- [Task directions]: Repeat the material exactly, every line of it.

** begin Material provided **

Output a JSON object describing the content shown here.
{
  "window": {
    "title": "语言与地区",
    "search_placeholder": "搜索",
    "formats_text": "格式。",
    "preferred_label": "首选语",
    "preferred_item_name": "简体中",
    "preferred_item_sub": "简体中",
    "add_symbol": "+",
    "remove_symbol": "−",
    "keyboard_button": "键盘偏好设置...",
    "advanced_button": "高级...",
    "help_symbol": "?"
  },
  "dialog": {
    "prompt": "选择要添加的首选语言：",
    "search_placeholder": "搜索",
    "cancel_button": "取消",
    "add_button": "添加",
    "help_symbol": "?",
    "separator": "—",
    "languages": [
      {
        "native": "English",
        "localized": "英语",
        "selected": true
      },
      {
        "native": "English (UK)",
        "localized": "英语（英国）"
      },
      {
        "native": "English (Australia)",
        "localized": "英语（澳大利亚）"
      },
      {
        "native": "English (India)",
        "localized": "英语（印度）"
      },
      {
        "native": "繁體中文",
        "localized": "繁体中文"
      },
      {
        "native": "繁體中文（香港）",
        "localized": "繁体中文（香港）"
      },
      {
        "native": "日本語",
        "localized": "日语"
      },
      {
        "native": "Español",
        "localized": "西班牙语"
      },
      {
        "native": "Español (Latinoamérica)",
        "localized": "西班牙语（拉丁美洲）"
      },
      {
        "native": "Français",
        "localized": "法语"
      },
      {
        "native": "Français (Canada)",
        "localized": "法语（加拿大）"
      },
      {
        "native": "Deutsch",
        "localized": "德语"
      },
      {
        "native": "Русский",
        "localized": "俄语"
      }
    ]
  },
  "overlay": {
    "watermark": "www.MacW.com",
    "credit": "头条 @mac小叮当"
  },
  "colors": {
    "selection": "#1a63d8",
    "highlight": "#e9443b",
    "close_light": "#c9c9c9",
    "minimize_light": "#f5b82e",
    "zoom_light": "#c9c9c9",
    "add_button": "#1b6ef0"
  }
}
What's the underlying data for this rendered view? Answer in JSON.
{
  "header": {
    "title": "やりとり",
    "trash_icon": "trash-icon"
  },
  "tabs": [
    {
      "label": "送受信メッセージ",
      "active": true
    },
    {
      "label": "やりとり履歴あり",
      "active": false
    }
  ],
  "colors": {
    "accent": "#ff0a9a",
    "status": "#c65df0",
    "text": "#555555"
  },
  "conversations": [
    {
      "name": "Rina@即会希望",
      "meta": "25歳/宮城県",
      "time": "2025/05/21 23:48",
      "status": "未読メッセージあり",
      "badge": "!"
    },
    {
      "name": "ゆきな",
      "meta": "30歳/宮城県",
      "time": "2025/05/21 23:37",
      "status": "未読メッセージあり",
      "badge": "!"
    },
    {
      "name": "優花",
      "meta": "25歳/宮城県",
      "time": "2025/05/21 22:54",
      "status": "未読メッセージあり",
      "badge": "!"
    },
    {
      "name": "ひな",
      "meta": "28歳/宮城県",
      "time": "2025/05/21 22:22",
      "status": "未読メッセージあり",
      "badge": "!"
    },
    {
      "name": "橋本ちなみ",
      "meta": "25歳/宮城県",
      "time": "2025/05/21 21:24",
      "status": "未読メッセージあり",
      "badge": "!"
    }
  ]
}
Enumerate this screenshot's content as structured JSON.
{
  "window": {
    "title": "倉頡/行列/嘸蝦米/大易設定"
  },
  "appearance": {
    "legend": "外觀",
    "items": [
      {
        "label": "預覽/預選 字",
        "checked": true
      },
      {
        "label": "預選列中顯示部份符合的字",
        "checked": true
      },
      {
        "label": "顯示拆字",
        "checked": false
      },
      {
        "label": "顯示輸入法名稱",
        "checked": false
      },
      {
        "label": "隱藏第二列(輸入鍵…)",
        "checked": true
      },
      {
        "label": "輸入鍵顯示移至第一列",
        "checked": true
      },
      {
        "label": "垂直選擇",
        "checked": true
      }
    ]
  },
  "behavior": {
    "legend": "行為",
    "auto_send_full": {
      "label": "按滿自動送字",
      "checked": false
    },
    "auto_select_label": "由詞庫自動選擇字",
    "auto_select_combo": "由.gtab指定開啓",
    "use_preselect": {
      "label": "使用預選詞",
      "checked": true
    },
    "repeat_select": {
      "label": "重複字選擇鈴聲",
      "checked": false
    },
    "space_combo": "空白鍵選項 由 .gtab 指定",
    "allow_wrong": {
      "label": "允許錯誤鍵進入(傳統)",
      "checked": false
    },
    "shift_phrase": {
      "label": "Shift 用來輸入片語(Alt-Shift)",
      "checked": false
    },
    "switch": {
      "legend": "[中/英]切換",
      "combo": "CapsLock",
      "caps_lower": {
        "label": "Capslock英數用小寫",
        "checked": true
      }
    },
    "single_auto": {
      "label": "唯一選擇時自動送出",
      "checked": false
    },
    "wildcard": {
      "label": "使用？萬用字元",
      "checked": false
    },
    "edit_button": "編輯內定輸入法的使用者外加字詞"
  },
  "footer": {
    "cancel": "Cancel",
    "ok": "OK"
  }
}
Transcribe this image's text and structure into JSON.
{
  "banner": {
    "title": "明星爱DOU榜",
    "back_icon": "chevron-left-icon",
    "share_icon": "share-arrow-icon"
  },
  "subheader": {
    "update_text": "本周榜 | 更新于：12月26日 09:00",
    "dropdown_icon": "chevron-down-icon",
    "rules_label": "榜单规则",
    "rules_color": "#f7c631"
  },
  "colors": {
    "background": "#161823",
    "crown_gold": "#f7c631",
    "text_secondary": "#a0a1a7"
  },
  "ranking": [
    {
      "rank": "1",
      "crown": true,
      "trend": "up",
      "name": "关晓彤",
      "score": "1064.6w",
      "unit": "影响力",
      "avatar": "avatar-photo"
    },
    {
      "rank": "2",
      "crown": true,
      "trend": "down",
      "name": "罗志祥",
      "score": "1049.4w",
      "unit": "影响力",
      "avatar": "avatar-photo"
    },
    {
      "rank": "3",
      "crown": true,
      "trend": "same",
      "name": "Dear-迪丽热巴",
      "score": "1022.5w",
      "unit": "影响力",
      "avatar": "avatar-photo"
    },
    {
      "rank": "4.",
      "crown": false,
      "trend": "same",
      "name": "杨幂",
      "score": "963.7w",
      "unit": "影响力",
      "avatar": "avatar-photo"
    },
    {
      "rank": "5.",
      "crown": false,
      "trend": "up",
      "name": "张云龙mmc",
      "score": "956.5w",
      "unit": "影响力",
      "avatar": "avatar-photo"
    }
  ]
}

** end Material provided **

- [Solved exercise]:
Output a JSON object describing the content shown here.
{
  "window": {
    "title": "语言与地区",
    "search_placeholder": "搜索",
    "formats_text": "格式。",
    "preferred_label": "首选语",
    "preferred_item_name": "简体中",
    "preferred_item_sub": "简体中",
    "add_symbol": "+",
    "remove_symbol": "−",
    "keyboard_button": "键盘偏好设置...",
    "advanced_button": "高级...",
    "help_symbol": "?"
  },
  "dialog": {
    "prompt": "选择要添加的首选语言：",
    "search_placeholder": "搜索",
    "cancel_button": "取消",
    "add_button": "添加",
    "help_symbol": "?",
    "separator": "—",
    "languages": [
      {
        "native": "English",
        "localized": "英语",
        "selected": true
      },
      {
        "native": "English (UK)",
        "localized": "英语（英国）"
      },
      {
        "native": "English (Australia)",
        "localized": "英语（澳大利亚）"
      },
      {
        "native": "English (India)",
        "localized": "英语（印度）"
      },
      {
        "native": "繁體中文",
        "localized": "繁体中文"
      },
      {
        "native": "繁體中文（香港）",
        "localized": "繁体中文（香港）"
      },
      {
        "native": "日本語",
        "localized": "日语"
      },
      {
        "native": "Español",
        "localized": "西班牙语"
      },
      {
        "native": "Español (Latinoamérica)",
        "localized": "西班牙语（拉丁美洲）"
      },
      {
        "native": "Français",
        "localized": "法语"
      },
      {
        "native": "Français (Canada)",
        "localized": "法语（加拿大）"
      },
      {
        "native": "Deutsch",
        "localized": "德语"
      },
      {
        "native": "Русский",
        "localized": "俄语"
      }
    ]
  },
  "overlay": {
    "watermark": "www.MacW.com",
    "credit": "头条 @mac小叮当"
  },
  "colors": {
    "selection": "#1a63d8",
    "highlight": "#e9443b",
    "close_light": "#c9c9c9",
    "minimize_light": "#f5b82e",
    "zoom_light": "#c9c9c9",
    "add_button": "#1b6ef0"
  }
}
What's the underlying data for this rendered view? Answer in JSON.
{
  "header": {
    "title": "やりとり",
    "trash_icon": "trash-icon"
  },
  "tabs": [
    {
      "label": "送受信メッセージ",
      "active": true
    },
    {
      "label": "やりとり履歴あり",
      "active": false
    }
  ],
  "colors": {
    "accent": "#ff0a9a",
    "status": "#c65df0",
    "text": "#555555"
  },
  "conversations": [
    {
      "name": "Rina@即会希望",
      "meta": "25歳/宮城県",
      "time": "2025/05/21 23:48",
      "status": "未読メッセージあり",
      "badge": "!"
    },
    {
      "name": "ゆきな",
      "meta": "30歳/宮城県",
      "time": "2025/05/21 23:37",
      "status": "未読メッセージあり",
      "badge": "!"
    },
    {
      "name": "優花",
      "meta": "25歳/宮城県",
      "time": "2025/05/21 22:54",
      "status": "未読メッセージあり",
      "badge": "!"
    },
    {
      "name": "ひな",
      "meta": "28歳/宮城県",
      "time": "2025/05/21 22:22",
      "status": "未読メッセージあり",
      "badge": "!"
    },
    {
      "name": "橋本ちなみ",
      "meta": "25歳/宮城県",
      "time": "2025/05/21 21:24",
      "status": "未読メッセージあり",
      "badge": "!"
    }
  ]
}
Enumerate this screenshot's content as structured JSON.
{
  "window": {
    "title": "倉頡/行列/嘸蝦米/大易設定"
  },
  "appearance": {
    "legend": "外觀",
    "items": [
      {
        "label": "預覽/預選 字",
        "checked": true
      },
      {
        "label": "預選列中顯示部份符合的字",
        "checked": true
      },
      {
        "label": "顯示拆字",
        "checked": false
      },
      {
        "label": "顯示輸入法名稱",
        "checked": false
      },
      {
        "label": "隱藏第二列(輸入鍵…)",
        "checked": true
      },
      {
        "label": "輸入鍵顯示移至第一列",
        "checked": true
      },
      {
        "label": "垂直選擇",
        "checked": true
      }
    ]
  },
  "behavior": {
    "legend": "行為",
    "auto_send_full": {
      "label": "按滿自動送字",
      "checked": false
    },
    "auto_select_label": "由詞庫自動選擇字",
    "auto_select_combo": "由.gtab指定開啓",
    "use_preselect": {
      "label": "使用預選詞",
      "checked": true
    },
    "repeat_select": {
      "label": "重複字選擇鈴聲",
      "checked": false
    },
    "space_combo": "空白鍵選項 由 .gtab 指定",
    "allow_wrong": {
      "label": "允許錯誤鍵進入(傳統)",
      "checked": false
    },
    "shift_phrase": {
      "label": "Shift 用來輸入片語(Alt-Shift)",
      "checked": false
    },
    "switch": {
      "legend": "[中/英]切換",
      "combo": "CapsLock",
      "caps_lower": {
        "label": "Capslock英數用小寫",
        "checked": true
      }
    },
    "single_auto": {
      "label": "唯一選擇時自動送出",
      "checked": false
    },
    "wildcard": {
      "label": "使用？萬用字元",
      "checked": false
    },
    "edit_button": "編輯內定輸入法的使用者外加字詞"
  },
  "footer": {
    "cancel": "Cancel",
    "ok": "OK"
  }
}
Transcribe this image's text and structure into JSON.
{
  "banner": {
    "title": "明星爱DOU榜",
    "back_icon": "chevron-left-icon",
    "share_icon": "share-arrow-icon"
  },
  "subheader": {
    "update_text": "本周榜 | 更新于：12月26日 09:00",
    "dropdown_icon": "chevron-down-icon",
    "rules_label": "榜单规则",
    "rules_color": "#f7c631"
  },
  "colors": {
    "background": "#161823",
    "crown_gold": "#f7c631",
    "text_secondary": "#a0a1a7"
  },
  "ranking": [
    {
      "rank": "1",
      "crown": true,
      "trend": "up",
      "name": "关晓彤",
      "score": "1064.6w",
      "unit": "影响力",
      "avatar": "avatar-photo"
    },
    {
      "rank": "2",
      "crown": true,
      "trend": "down",
      "name": "罗志祥",
      "score": "1049.4w",
      "unit": "影响力",
      "avatar": "avatar-photo"
    },
    {
      "rank": "3",
      "crown": true,
      "trend": "same",
      "name": "Dear-迪丽热巴",
      "score": "1022.5w",
      "unit": "影响力",
      "avatar": "avatar-photo"
    },
    {
      "rank": "4.",
      "crown": false,
      "trend": "same",
      "name": "杨幂",
      "score": "963.7w",
      "unit": "影响力",
      "avatar": "avatar-photo"
    },
    {
      "rank": "5.",
      "crown": false,
      "trend": "up",
      "name": "张云龙mmc",
      "score": "956.5w",
      "unit": "影响力",
      "avatar": "avatar-photo"
    }
  ]
}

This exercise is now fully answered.